> [PROBLEM TO SOLVE]: Every record below is to be retyped exactly.

--- START ---

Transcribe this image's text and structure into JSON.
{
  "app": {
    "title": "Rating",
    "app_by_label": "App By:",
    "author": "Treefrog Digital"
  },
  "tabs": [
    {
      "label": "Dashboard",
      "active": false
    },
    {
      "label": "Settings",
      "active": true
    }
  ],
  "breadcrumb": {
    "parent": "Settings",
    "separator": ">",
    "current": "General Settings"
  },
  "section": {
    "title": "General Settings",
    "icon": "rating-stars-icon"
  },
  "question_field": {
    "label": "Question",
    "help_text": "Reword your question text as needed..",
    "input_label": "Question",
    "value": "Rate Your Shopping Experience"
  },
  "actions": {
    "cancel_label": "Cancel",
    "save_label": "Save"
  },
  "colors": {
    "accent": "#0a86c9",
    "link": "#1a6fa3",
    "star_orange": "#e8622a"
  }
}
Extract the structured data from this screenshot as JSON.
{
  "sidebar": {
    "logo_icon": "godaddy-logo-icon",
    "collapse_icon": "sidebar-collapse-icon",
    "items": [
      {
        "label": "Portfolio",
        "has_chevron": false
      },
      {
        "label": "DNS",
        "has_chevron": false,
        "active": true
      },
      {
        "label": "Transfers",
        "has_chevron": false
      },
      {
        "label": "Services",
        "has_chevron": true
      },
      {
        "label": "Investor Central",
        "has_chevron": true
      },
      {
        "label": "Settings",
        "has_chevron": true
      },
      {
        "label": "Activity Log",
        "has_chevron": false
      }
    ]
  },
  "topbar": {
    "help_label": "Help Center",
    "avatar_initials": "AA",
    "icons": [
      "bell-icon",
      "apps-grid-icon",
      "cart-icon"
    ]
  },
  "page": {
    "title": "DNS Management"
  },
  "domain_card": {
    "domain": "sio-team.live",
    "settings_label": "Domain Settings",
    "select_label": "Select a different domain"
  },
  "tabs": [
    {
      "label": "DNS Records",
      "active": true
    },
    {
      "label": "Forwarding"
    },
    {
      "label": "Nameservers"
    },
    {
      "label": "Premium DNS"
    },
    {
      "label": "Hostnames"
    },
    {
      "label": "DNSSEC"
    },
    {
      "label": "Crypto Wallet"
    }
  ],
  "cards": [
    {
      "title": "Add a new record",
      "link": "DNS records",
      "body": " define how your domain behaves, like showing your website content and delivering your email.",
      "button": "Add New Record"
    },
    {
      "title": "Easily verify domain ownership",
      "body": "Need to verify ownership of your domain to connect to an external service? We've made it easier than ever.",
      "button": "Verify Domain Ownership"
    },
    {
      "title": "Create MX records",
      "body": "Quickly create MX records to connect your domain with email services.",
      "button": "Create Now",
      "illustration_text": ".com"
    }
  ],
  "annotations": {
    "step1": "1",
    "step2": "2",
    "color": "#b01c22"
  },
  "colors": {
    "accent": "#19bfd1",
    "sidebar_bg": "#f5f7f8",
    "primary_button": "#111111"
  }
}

--- END ---

> [THE COMPLETED TASK]:
Transcribe this image's text and structure into JSON.
{
  "app": {
    "title": "Rating",
    "app_by_label": "App By:",
    "author": "Treefrog Digital"
  },
  "tabs": [
    {
      "label": "Dashboard",
      "active": false
    },
    {
      "label": "Settings",
      "active": true
    }
  ],
  "breadcrumb": {
    "parent": "Settings",
    "separator": ">",
    "current": "General Settings"
  },
  "section": {
    "title": "General Settings",
    "icon": "rating-stars-icon"
  },
  "question_field": {
    "label": "Question",
    "help_text": "Reword your question text as needed..",
    "input_label": "Question",
    "value": "Rate Your Shopping Experience"
  },
  "actions": {
    "cancel_label": "Cancel",
    "save_label": "Save"
  },
  "colors": {
    "accent": "#0a86c9",
    "link": "#1a6fa3",
    "star_orange": "#e8622a"
  }
}
Extract the structured data from this screenshot as JSON.
{
  "sidebar": {
    "logo_icon": "godaddy-logo-icon",
    "collapse_icon": "sidebar-collapse-icon",
    "items": [
      {
        "label": "Portfolio",
        "has_chevron": false
      },
      {
        "label": "DNS",
        "has_chevron": false,
        "active": true
      },
      {
        "label": "Transfers",
        "has_chevron": false
      },
      {
        "label": "Services",
        "has_chevron": true
      },
      {
        "label": "Investor Central",
        "has_chevron": true
      },
      {
        "label": "Settings",
        "has_chevron": true
      },
      {
        "label": "Activity Log",
        "has_chevron": false
      }
    ]
  },
  "topbar": {
    "help_label": "Help Center",
    "avatar_initials": "AA",
    "icons": [
      "bell-icon",
      "apps-grid-icon",
      "cart-icon"
    ]
  },
  "page": {
    "title": "DNS Management"
  },
  "domain_card": {
    "domain": "sio-team.live",
    "settings_label": "Domain Settings",
    "select_label": "Select a different domain"
  },
  "tabs": [
    {
      "label": "DNS Records",
      "active": true
    },
    {
      "label": "Forwarding"
    },
    {
      "label": "Nameservers"
    },
    {
      "label": "Premium DNS"
    },
    {
      "label": "Hostnames"
    },
    {
      "label": "DNSSEC"
    },
    {
      "label": "Crypto Wallet"
    }
  ],
  "cards": [
    {
      "title": "Add a new record",
      "link": "DNS records",
      "body": " define how your domain behaves, like showing your website content and delivering your email.",
      "button": "Add New Record"
    },
    {
      "title": "Easily verify domain ownership",
      "body": "Need to verify ownership of your domain to connect to an external service? We've made it easier than ever.",
      "button": "Verify Domain Ownership"
    },
    {
      "title": "Create MX records",
      "body": "Quickly create MX records to connect your domain with email services.",
      "button": "Create Now",
      "illustration_text": ".com"
    }
  ],
  "annotations": {
    "step1": "1",
    "step2": "2",
    "color": "#b01c22"
  },
  "colors": {
    "accent": "#19bfd1",
    "sidebar_bg": "#f5f7f8",
    "primary_button": "#111111"
  }
}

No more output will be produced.